* [Written request]: Every line below that holds the string "color" should be copied out.

== Given data

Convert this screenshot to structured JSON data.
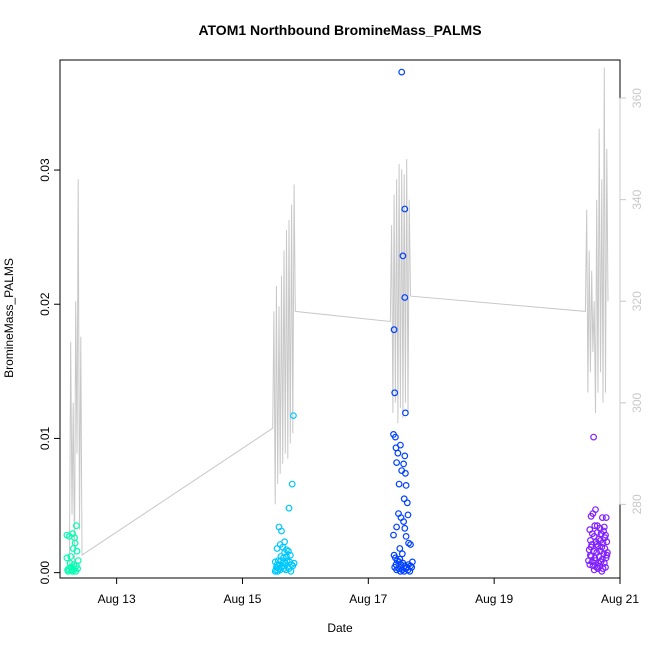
{
  "chart_data": {
    "type": "scatter",
    "title": "ATOM1 Northbound BromineMass_PALMS",
    "xlabel": "Date",
    "ylabel": "BromineMass_PALMS",
    "x_axis": {
      "unit": "days (August 2016)",
      "range": [
        12.1,
        21.0
      ],
      "ticks": [
        13,
        15,
        17,
        19,
        21
      ],
      "tick_labels": [
        "Aug 13",
        "Aug 15",
        "Aug 17",
        "Aug 19",
        "Aug 21"
      ]
    },
    "y_axis": {
      "range": [
        -0.0004,
        0.0382
      ],
      "ticks": [
        0.0,
        0.01,
        0.02,
        0.03
      ],
      "tick_labels": [
        "0.00",
        "0.01",
        "0.02",
        "0.03"
      ]
    },
    "y2_axis": {
      "range": [
        265.5,
        367.5
      ],
      "ticks": [
        280,
        300,
        320,
        340,
        360
      ],
      "tick_labels": [
        "280",
        "300",
        "320",
        "340",
        "360"
      ],
      "color": "#c8c8c8"
    },
    "grid": false,
    "legend": "none",
    "series": [
      {
        "color": "#00ffb0",
        "points": [
          [
            12.21,
            0.0028
          ],
          [
            12.25,
            0.0027
          ],
          [
            12.3,
            0.0029
          ],
          [
            12.33,
            0.0026
          ],
          [
            12.36,
            0.0035
          ],
          [
            12.21,
            0.0011
          ],
          [
            12.27,
            0.0012
          ],
          [
            12.24,
            0.0003
          ],
          [
            12.29,
            0.0002
          ],
          [
            12.32,
            0.0006
          ],
          [
            12.35,
            0.0001
          ],
          [
            12.38,
            0.0003
          ],
          [
            12.23,
            0.0001
          ],
          [
            12.31,
            0.0018
          ],
          [
            12.37,
            0.0016
          ],
          [
            12.34,
            0.0022
          ],
          [
            12.26,
            0.0007
          ],
          [
            12.39,
            0.0009
          ],
          [
            12.28,
            0.0004
          ],
          [
            12.36,
            0.0005
          ],
          [
            12.22,
            0.0002
          ],
          [
            12.3,
            0.0001
          ],
          [
            12.33,
            0.0003
          ]
        ]
      },
      {
        "color": "#00c8ff",
        "points": [
          [
            15.81,
            0.0117
          ],
          [
            15.79,
            0.0066
          ],
          [
            15.74,
            0.0048
          ],
          [
            15.58,
            0.0034
          ],
          [
            15.62,
            0.0031
          ],
          [
            15.55,
            0.0018
          ],
          [
            15.6,
            0.0021
          ],
          [
            15.64,
            0.0019
          ],
          [
            15.67,
            0.0023
          ],
          [
            15.7,
            0.0017
          ],
          [
            15.73,
            0.0016
          ],
          [
            15.76,
            0.0013
          ],
          [
            15.52,
            0.0008
          ],
          [
            15.54,
            0.0004
          ],
          [
            15.57,
            0.0009
          ],
          [
            15.59,
            0.0006
          ],
          [
            15.61,
            0.0012
          ],
          [
            15.63,
            0.0005
          ],
          [
            15.65,
            0.0011
          ],
          [
            15.68,
            0.0007
          ],
          [
            15.71,
            0.0009
          ],
          [
            15.72,
            0.0004
          ],
          [
            15.75,
            0.0008
          ],
          [
            15.78,
            0.0006
          ],
          [
            15.8,
            0.0005
          ],
          [
            15.82,
            0.0007
          ],
          [
            15.53,
            0.0002
          ],
          [
            15.56,
            0.0001
          ],
          [
            15.58,
            0.0003
          ],
          [
            15.6,
            0.0002
          ],
          [
            15.62,
            0.0004
          ],
          [
            15.66,
            0.0003
          ],
          [
            15.69,
            0.0002
          ],
          [
            15.74,
            0.0003
          ],
          [
            15.77,
            0.0001
          ],
          [
            15.52,
            0.0001
          ],
          [
            15.57,
            0.0005
          ],
          [
            15.64,
            0.0007
          ],
          [
            15.7,
            0.0012
          ],
          [
            15.67,
            0.0015
          ],
          [
            15.61,
            0.0009
          ],
          [
            15.55,
            0.0006
          ]
        ]
      },
      {
        "color": "#0040ff",
        "points": [
          [
            17.53,
            0.0373
          ],
          [
            17.58,
            0.0271
          ],
          [
            17.55,
            0.0236
          ],
          [
            17.58,
            0.0205
          ],
          [
            17.41,
            0.0181
          ],
          [
            17.42,
            0.0134
          ],
          [
            17.59,
            0.0119
          ],
          [
            17.4,
            0.0103
          ],
          [
            17.43,
            0.0101
          ],
          [
            17.44,
            0.0093
          ],
          [
            17.51,
            0.0095
          ],
          [
            17.47,
            0.0089
          ],
          [
            17.58,
            0.0087
          ],
          [
            17.45,
            0.0082
          ],
          [
            17.56,
            0.0081
          ],
          [
            17.53,
            0.0076
          ],
          [
            17.59,
            0.0074
          ],
          [
            17.49,
            0.0066
          ],
          [
            17.6,
            0.0065
          ],
          [
            17.57,
            0.0055
          ],
          [
            17.62,
            0.0052
          ],
          [
            17.48,
            0.0044
          ],
          [
            17.52,
            0.0041
          ],
          [
            17.56,
            0.0038
          ],
          [
            17.63,
            0.0043
          ],
          [
            17.45,
            0.0034
          ],
          [
            17.58,
            0.0033
          ],
          [
            17.6,
            0.0027
          ],
          [
            17.4,
            0.0028
          ],
          [
            17.64,
            0.0022
          ],
          [
            17.67,
            0.0021
          ],
          [
            17.5,
            0.0018
          ],
          [
            17.54,
            0.0014
          ],
          [
            17.41,
            0.0013
          ],
          [
            17.43,
            0.0011
          ],
          [
            17.46,
            0.0009
          ],
          [
            17.49,
            0.0008
          ],
          [
            17.52,
            0.0006
          ],
          [
            17.55,
            0.0007
          ],
          [
            17.58,
            0.0005
          ],
          [
            17.61,
            0.0004
          ],
          [
            17.64,
            0.0006
          ],
          [
            17.67,
            0.0005
          ],
          [
            17.7,
            0.0008
          ],
          [
            17.42,
            0.0004
          ],
          [
            17.45,
            0.0002
          ],
          [
            17.48,
            0.0003
          ],
          [
            17.51,
            0.0001
          ],
          [
            17.54,
            0.0002
          ],
          [
            17.57,
            0.0001
          ],
          [
            17.6,
            0.0003
          ],
          [
            17.63,
            0.0002
          ],
          [
            17.66,
            0.0001
          ],
          [
            17.69,
            0.0004
          ],
          [
            17.44,
            0.0006
          ],
          [
            17.5,
            0.001
          ]
        ]
      },
      {
        "color": "#8020ff",
        "points": [
          [
            20.58,
            0.0101
          ],
          [
            20.61,
            0.0047
          ],
          [
            20.57,
            0.0044
          ],
          [
            20.54,
            0.0042
          ],
          [
            20.72,
            0.0041
          ],
          [
            20.78,
            0.0041
          ],
          [
            20.6,
            0.0035
          ],
          [
            20.64,
            0.0035
          ],
          [
            20.68,
            0.0033
          ],
          [
            20.75,
            0.0034
          ],
          [
            20.52,
            0.0032
          ],
          [
            20.56,
            0.0029
          ],
          [
            20.7,
            0.0029
          ],
          [
            20.77,
            0.0028
          ],
          [
            20.59,
            0.0027
          ],
          [
            20.66,
            0.0025
          ],
          [
            20.53,
            0.0024
          ],
          [
            20.62,
            0.0023
          ],
          [
            20.73,
            0.0022
          ],
          [
            20.79,
            0.0023
          ],
          [
            20.55,
            0.0021
          ],
          [
            20.65,
            0.002
          ],
          [
            20.71,
            0.0019
          ],
          [
            20.76,
            0.0018
          ],
          [
            20.51,
            0.0017
          ],
          [
            20.58,
            0.0016
          ],
          [
            20.63,
            0.0015
          ],
          [
            20.69,
            0.0016
          ],
          [
            20.74,
            0.0014
          ],
          [
            20.8,
            0.0015
          ],
          [
            20.54,
            0.0012
          ],
          [
            20.6,
            0.0011
          ],
          [
            20.67,
            0.0012
          ],
          [
            20.72,
            0.001
          ],
          [
            20.78,
            0.0011
          ],
          [
            20.5,
            0.0009
          ],
          [
            20.56,
            0.0008
          ],
          [
            20.61,
            0.0009
          ],
          [
            20.66,
            0.0007
          ],
          [
            20.7,
            0.0008
          ],
          [
            20.75,
            0.0007
          ],
          [
            20.52,
            0.0006
          ],
          [
            20.57,
            0.0005
          ],
          [
            20.63,
            0.0004
          ],
          [
            20.68,
            0.0005
          ],
          [
            20.73,
            0.0003
          ],
          [
            20.77,
            0.0004
          ],
          [
            20.59,
            0.0002
          ],
          [
            20.65,
            0.0003
          ],
          [
            20.71,
            0.0001
          ],
          [
            20.54,
            0.0019
          ],
          [
            20.62,
            0.0021
          ],
          [
            20.69,
            0.0024
          ],
          [
            20.76,
            0.0026
          ],
          [
            20.53,
            0.0013
          ],
          [
            20.79,
            0.0013
          ],
          [
            20.64,
            0.003
          ],
          [
            20.74,
            0.0031
          ]
        ]
      }
    ],
    "secondary_line": {
      "color": "#c8c8c8",
      "points": [
        [
          12.25,
          268
        ],
        [
          12.27,
          312
        ],
        [
          12.29,
          278
        ],
        [
          12.31,
          300
        ],
        [
          12.33,
          268
        ],
        [
          12.35,
          320
        ],
        [
          12.37,
          290
        ],
        [
          12.39,
          344
        ],
        [
          12.41,
          275
        ],
        [
          12.43,
          313
        ],
        [
          12.45,
          270
        ],
        [
          15.48,
          295
        ],
        [
          15.5,
          318
        ],
        [
          15.52,
          280
        ],
        [
          15.54,
          323
        ],
        [
          15.56,
          284
        ],
        [
          15.58,
          319
        ],
        [
          15.6,
          286
        ],
        [
          15.62,
          325
        ],
        [
          15.64,
          288
        ],
        [
          15.66,
          330
        ],
        [
          15.68,
          290
        ],
        [
          15.7,
          334
        ],
        [
          15.72,
          289
        ],
        [
          15.74,
          336
        ],
        [
          15.76,
          292
        ],
        [
          15.78,
          339
        ],
        [
          15.8,
          294
        ],
        [
          15.82,
          343
        ],
        [
          15.84,
          318
        ],
        [
          17.35,
          316
        ],
        [
          17.37,
          335
        ],
        [
          17.39,
          298
        ],
        [
          17.41,
          341
        ],
        [
          17.43,
          300
        ],
        [
          17.45,
          344
        ],
        [
          17.47,
          296
        ],
        [
          17.49,
          347
        ],
        [
          17.51,
          299
        ],
        [
          17.53,
          346
        ],
        [
          17.55,
          297
        ],
        [
          17.57,
          345
        ],
        [
          17.59,
          300
        ],
        [
          17.61,
          348
        ],
        [
          17.63,
          298
        ],
        [
          17.65,
          340
        ],
        [
          17.67,
          321
        ],
        [
          20.45,
          318
        ],
        [
          20.47,
          338
        ],
        [
          20.49,
          302
        ],
        [
          20.51,
          330
        ],
        [
          20.53,
          306
        ],
        [
          20.55,
          326
        ],
        [
          20.57,
          310
        ],
        [
          20.59,
          320
        ],
        [
          20.61,
          298
        ],
        [
          20.63,
          340
        ],
        [
          20.65,
          302
        ],
        [
          20.67,
          354
        ],
        [
          20.69,
          306
        ],
        [
          20.71,
          344
        ],
        [
          20.73,
          300
        ],
        [
          20.75,
          366
        ],
        [
          20.77,
          302
        ],
        [
          20.79,
          350
        ],
        [
          20.81,
          320
        ]
      ]
    }
  }
}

====

* [In response]:
      "color": "#c8c8c8"
        "color": "#00ffb0",
        "color": "#00c8ff",
        "color": "#0040ff",
        "color": "#8020ff",
      "color": "#c8c8c8",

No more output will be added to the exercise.